_Given task_
Gather all lines in the entries below that include the word "this".

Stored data
----

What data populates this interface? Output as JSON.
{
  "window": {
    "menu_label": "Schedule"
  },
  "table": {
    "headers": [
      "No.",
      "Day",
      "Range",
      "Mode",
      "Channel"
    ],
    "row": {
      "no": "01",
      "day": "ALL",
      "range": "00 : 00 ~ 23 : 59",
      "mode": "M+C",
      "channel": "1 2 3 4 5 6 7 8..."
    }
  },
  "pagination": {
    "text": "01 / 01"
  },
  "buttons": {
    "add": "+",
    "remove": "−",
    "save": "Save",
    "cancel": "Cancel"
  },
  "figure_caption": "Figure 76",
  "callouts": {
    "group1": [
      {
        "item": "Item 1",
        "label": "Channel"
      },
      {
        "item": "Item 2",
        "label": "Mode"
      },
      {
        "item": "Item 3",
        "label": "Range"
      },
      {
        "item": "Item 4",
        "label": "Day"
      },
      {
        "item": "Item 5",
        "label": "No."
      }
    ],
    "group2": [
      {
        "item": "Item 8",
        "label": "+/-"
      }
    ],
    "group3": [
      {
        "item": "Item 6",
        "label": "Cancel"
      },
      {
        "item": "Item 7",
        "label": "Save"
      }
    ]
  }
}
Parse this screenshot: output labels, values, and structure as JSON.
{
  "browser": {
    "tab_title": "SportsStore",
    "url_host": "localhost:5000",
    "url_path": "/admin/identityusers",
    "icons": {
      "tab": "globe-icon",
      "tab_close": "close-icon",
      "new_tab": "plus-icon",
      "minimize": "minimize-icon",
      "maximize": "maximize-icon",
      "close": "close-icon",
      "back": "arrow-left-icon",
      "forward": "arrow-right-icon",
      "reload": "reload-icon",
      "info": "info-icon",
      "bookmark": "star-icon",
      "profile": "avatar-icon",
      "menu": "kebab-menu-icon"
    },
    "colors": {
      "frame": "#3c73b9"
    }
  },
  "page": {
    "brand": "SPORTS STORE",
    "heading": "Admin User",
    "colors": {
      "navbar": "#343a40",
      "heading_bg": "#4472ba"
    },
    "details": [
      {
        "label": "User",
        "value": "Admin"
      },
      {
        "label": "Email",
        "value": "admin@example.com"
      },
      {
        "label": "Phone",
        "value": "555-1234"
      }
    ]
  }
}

----

_Exercise answer_
What data populates this interface? Output as JSON.
Parse this screenshot: output labels, values, and structure as JSON.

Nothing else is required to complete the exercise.